### Written problem
Count every line below in which "rozpustnost" occurs, then give only the count.

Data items
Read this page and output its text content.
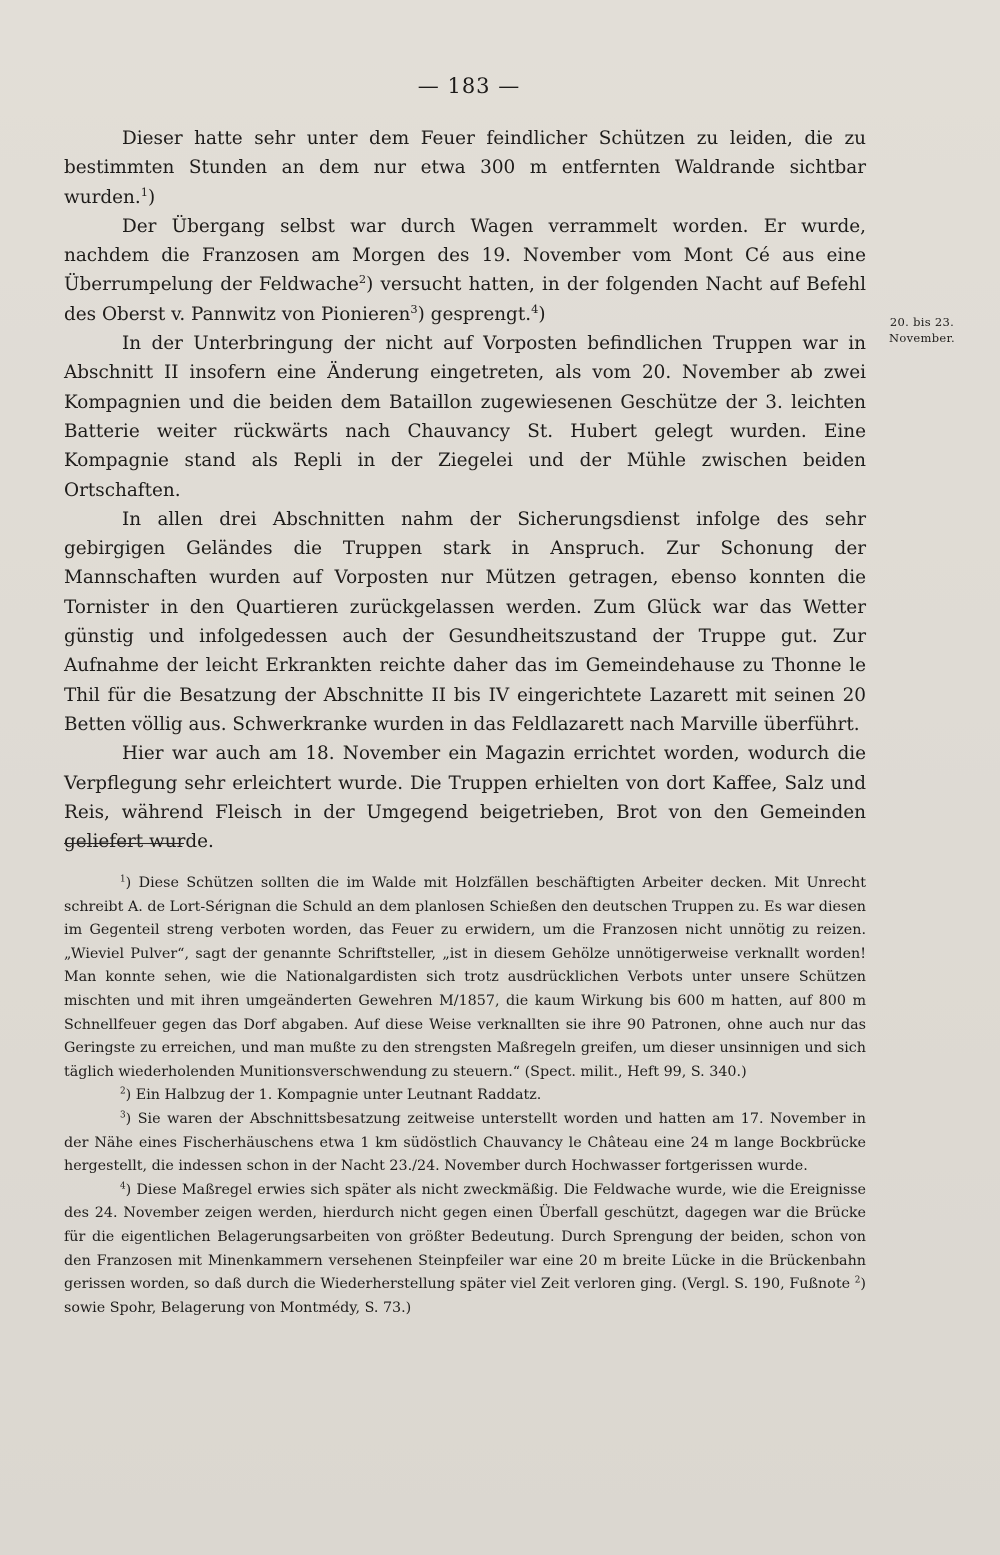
— 183 —

Dieser hatte sehr unter dem Feuer feindlicher Schützen zu leiden, die zu bestimmten Stunden an dem nur etwa 300 m entfernten Waldrande sichtbar wurden.$^1$)

Der Übergang selbst war durch Wagen verrammelt worden. Er wurde, nachdem die Franzosen am Morgen des 19. November vom Mont Cé aus eine Überrumpelung der Feldwache$^2$) versucht hatten, in der folgenden Nacht auf Befehl des Oberst v. Pannwitz von Pionieren$^3$) gesprengt.$^4$)

In der Unterbringung der nicht auf Vorposten befindlichen Truppen war in Abschnitt II insofern eine Änderung eingetreten, als vom 20. November ab zwei Kompagnien und die beiden dem Bataillon zugewiesenen Geschütze der 3. leichten Batterie weiter rückwärts nach Chauvancy St. Hubert gelegt wurden. Eine Kompagnie stand als Repli in der Ziegelei und der Mühle zwischen beiden Ortschaften.

In allen drei Abschnitten nahm der Sicherungsdienst infolge des sehr gebirgigen Geländes die Truppen stark in Anspruch. Zur Schonung der Mannschaften wurden auf Vorposten nur Mützen getragen, ebenso konnten die Tornister in den Quartieren zurückgelassen werden. Zum Glück war das Wetter günstig und infolgedessen auch der Gesundheitszustand der Truppe gut. Zur Aufnahme der leicht Erkrankten reichte daher das im Gemeindehause zu Thonne le Thil für die Besatzung der Abschnitte II bis IV eingerichtete Lazarett mit seinen 20 Betten völlig aus. Schwerkranke wurden in das Feldlazarett nach Marville überführt.

Hier war auch am 18. November ein Magazin errichtet worden, wodurch die Verpflegung sehr erleichtert wurde. Die Truppen erhielten von dort Kaffee, Salz und Reis, während Fleisch in der Umgegend beigetrieben, Brot von den Gemeinden geliefert wurde.

20. bis 23. November.

$^1$) Diese Schützen sollten die im Walde mit Holzfällen beschäftigten Arbeiter decken. Mit Unrecht schreibt A. de Lort-Sérignan die Schuld an dem planlosen Schießen den deutschen Truppen zu. Es war diesen im Gegenteil streng verboten worden, das Feuer zu erwidern, um die Franzosen nicht unnötig zu reizen. „Wieviel Pulver“, sagt der genannte Schriftsteller, „ist in diesem Gehölze unnötigerweise verknallt worden! Man konnte sehen, wie die Nationalgardisten sich trotz ausdrücklichen Verbots unter unsere Schützen mischten und mit ihren umgeänderten Gewehren M/1857, die kaum Wirkung bis 600 m hatten, auf 800 m Schnellfeuer gegen das Dorf abgaben. Auf diese Weise verknallten sie ihre 90 Patronen, ohne auch nur das Geringste zu erreichen, und man mußte zu den strengsten Maßregeln greifen, um dieser unsinnigen und sich täglich wiederholenden Munitionsverschwendung zu steuern.“ (Spect. milit., Heft 99, S. 340.)

$^2$) Ein Halbzug der 1. Kompagnie unter Leutnant Raddatz.

$^3$) Sie waren der Abschnittsbesatzung zeitweise unterstellt worden und hatten am 17. November in der Nähe eines Fischerhäuschens etwa 1 km südöstlich Chauvancy le Château eine 24 m lange Bockbrücke hergestellt, die indessen schon in der Nacht 23./24. November durch Hochwasser fortgerissen wurde.

$^4$) Diese Maßregel erwies sich später als nicht zweckmäßig. Die Feldwache wurde, wie die Ereignisse des 24. November zeigen werden, hierdurch nicht gegen einen Überfall geschützt, dagegen war die Brücke für die eigentlichen Belagerungsarbeiten von größter Bedeutung. Durch Sprengung der beiden, schon von den Franzosen mit Minenkammern versehenen Steinpfeiler war eine 20 m breite Lücke in die Brückenbahn gerissen worden, so daß durch die Wiederherstellung später viel Zeit verloren ging. (Vergl. S. 190, Fußnote $^2$) sowie Spohr, Belagerung von Montmédy, S. 73.)
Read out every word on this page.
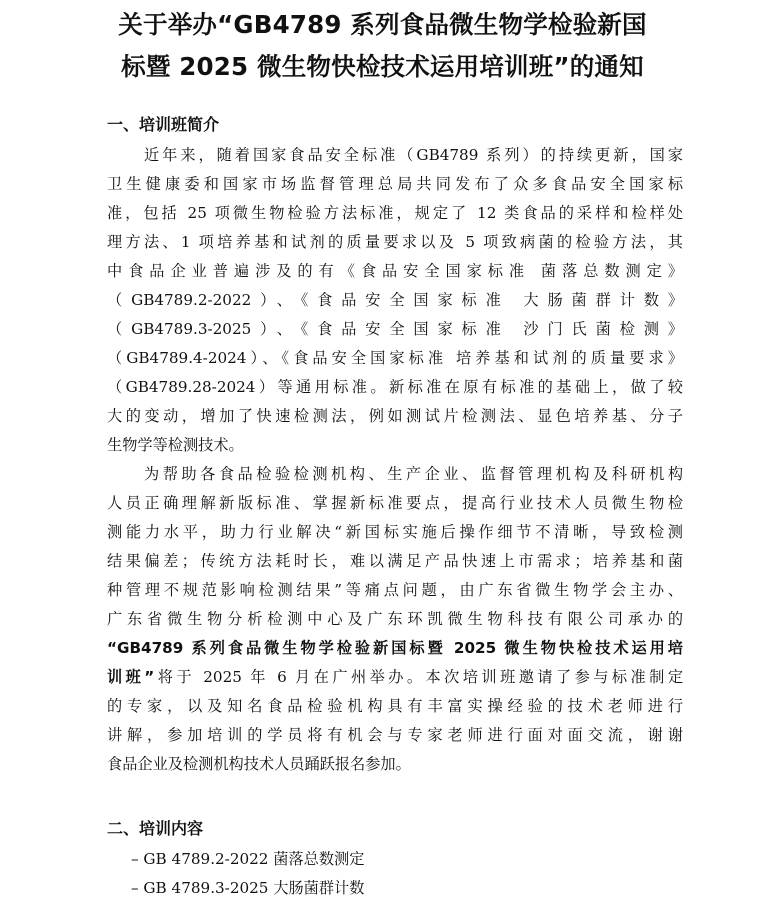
关于举办“GB4789 系列食品微生物学检验新国
标暨 2025 微生物快检技术运用培训班”的通知
一、培训班简介
近年来，随着国家食品安全标准（GB4789 系列）的持续更新，国家
卫生健康委和国家市场监督管理总局共同发布了众多食品安全国家标
准，包括 25 项微生物检验方法标准，规定了 12 类食品的采样和检样处
理方法、1 项培养基和试剂的质量要求以及 5 项致病菌的检验方法，其
中食品企业普遍涉及的有《食品安全国家标准 菌落总数测定》
（GB4789.2-2022）、《食品安全国家标准 大肠菌群计数》
（GB4789.3-2025）、《食品安全国家标准 沙门氏菌检测》
（GB4789.4-2024）、《食品安全国家标准 培养基和试剂的质量要求》
（GB4789.28-2024）等通用标准。新标准在原有标准的基础上，做了较
大的变动，增加了快速检测法，例如测试片检测法、显色培养基、分子
生物学等检测技术。
为帮助各食品检验检测机构、生产企业、监督管理机构及科研机构
人员正确理解新版标准、掌握新标准要点，提高行业技术人员微生物检
测能力水平，助力行业解决“新国标实施后操作细节不清晰，导致检测
结果偏差；传统方法耗时长，难以满足产品快速上市需求；培养基和菌
种管理不规范影响检测结果”等痛点问题，由广东省微生物学会主办、
广东省微生物分析检测中心及广东环凯微生物科技有限公司承办的
“GB4789 系列食品微生物学检验新国标暨 2025 微生物快检技术运用培
训班”将于 2025 年 6 月在广州举办。本次培训班邀请了参与标准制定
的专家，以及知名食品检验机构具有丰富实操经验的技术老师进行
讲解，参加培训的学员将有机会与专家老师进行面对面交流，谢谢
食品企业及检测机构技术人员踊跃报名参加。
二、培训内容
– GB 4789.2-2022 菌落总数测定
– GB 4789.3-2025 大肠菌群计数
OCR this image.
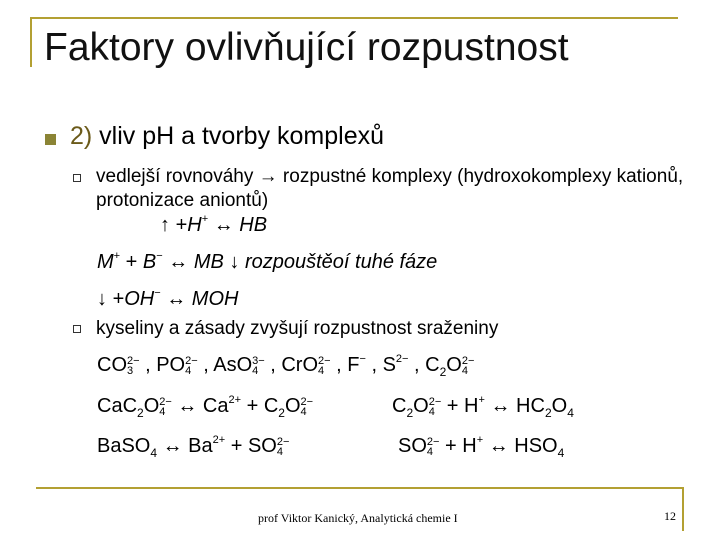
Faktory ovlivňující rozpustnost
2) vliv pH a tvorby komplexů
vedlejší rovnováhy → rozpustné komplexy (hydroxokomplexy kationů, protonizace aniontů)
↑ +H+ ↔ HB
M+ + B− ↔ MB ↓ rozpouštěoí tuhé fáze
↓ +OH− ↔ MOH
kyseliny a zásady zvyšují rozpustnost sraženiny
CO 2−
3 , PO 2−
4 , AsO 3−
4 , CrO 2−
4 , F− , $S^{2-}$ , $C_2O$ 2−
4
CaC$_2$O 2−
4 ↔ $Ca^{2+} + C_2O$ 2−
4	$C_2O$ 2−
4 + H+ ↔ $HC_2O_4$
BaSO$_4$ ↔ $Ba^{2+}$ + SO 2−
4	SO 2−
4 + H+ ↔ $HSO_4$
prof Viktor Kanický, Analytická chemie I	12
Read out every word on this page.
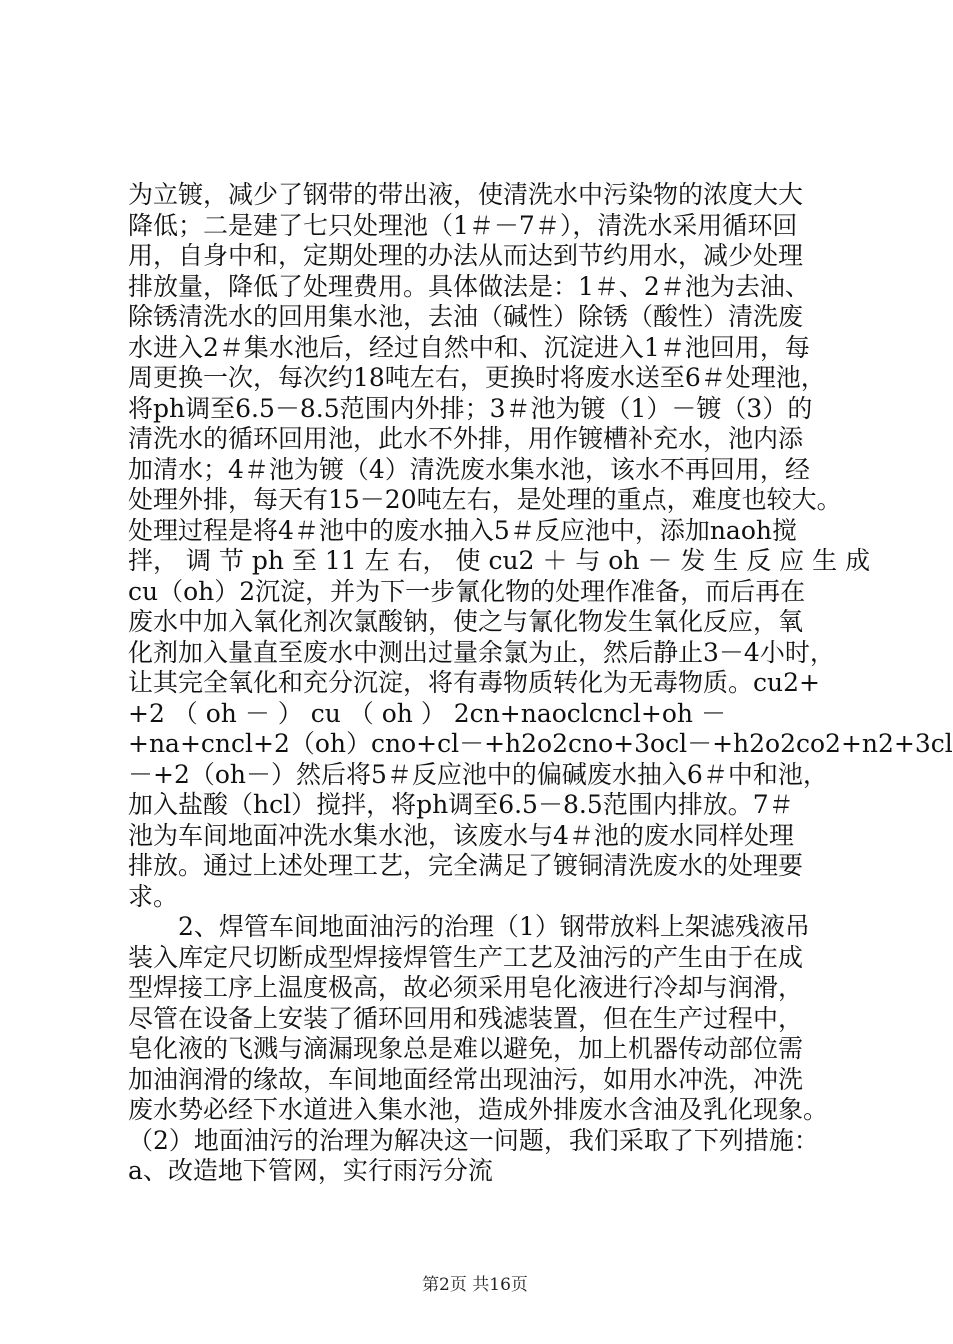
为立镀，减少了钢带的带出液，使清洗水中污染物的浓度大大
降低；二是建了七只处理池（1＃－7＃），清洗水采用循环回
用，自身中和，定期处理的办法从而达到节约用水，减少处理
排放量，降低了处理费用。具体做法是：1＃、2＃池为去油、
除锈清洗水的回用集水池，去油（碱性）除锈（酸性）清洗废
水进入2＃集水池后，经过自然中和、沉淀进入1＃池回用，每
周更换一次，每次约18吨左右，更换时将废水送至6＃处理池，
将ph调至6.5－8.5范围内外排；3＃池为镀（1）－镀（3）的
清洗水的循环回用池，此水不外排，用作镀槽补充水，池内添
加清水；4＃池为镀（4）清洗废水集水池，该水不再回用，经
处理外排，每天有15－20吨左右，是处理的重点，难度也较大。
处理过程是将4＃池中的废水抽入5＃反应池中，添加naoh搅
拌， 调 节 ph 至 11 左 右， 使 cu2 ＋ 与 oh － 发 生 反 应 生 成
cu（oh）2沉淀，并为下一步氰化物的处理作准备，而后再在
废水中加入氧化剂次氯酸钠，使之与氰化物发生氧化反应，氧
化剂加入量直至废水中测出过量余氯为止，然后静止3－4小时，
让其完全氧化和充分沉淀，将有毒物质转化为无毒物质。cu2+
+2 （ oh － ） cu （ oh ） 2cn+naoclcncl+oh －
+na+cncl+2（oh）cno+cl－+h2o2cno+3ocl－+h2o2co2+n2+3cl
－+2（oh－）然后将5＃反应池中的偏碱废水抽入6＃中和池，
加入盐酸（hcl）搅拌，将ph调至6.5－8.5范围内排放。7＃
池为车间地面冲洗水集水池，该废水与4＃池的废水同样处理
排放。通过上述处理工艺，完全满足了镀铜清洗废水的处理要
求。
　　2、焊管车间地面油污的治理（1）钢带放料上架滤残液吊
装入库定尺切断成型焊接焊管生产工艺及油污的产生由于在成
型焊接工序上温度极高，故必须采用皂化液进行冷却与润滑，
尽管在设备上安装了循环回用和残滤装置，但在生产过程中，
皂化液的飞溅与滴漏现象总是难以避免，加上机器传动部位需
加油润滑的缘故，车间地面经常出现油污，如用水冲洗，冲洗
废水势必经下水道进入集水池，造成外排废水含油及乳化现象。
（2）地面油污的治理为解决这一问题，我们采取了下列措施：
a、改造地下管网，实行雨污分流
第2页 共16页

### Task output
2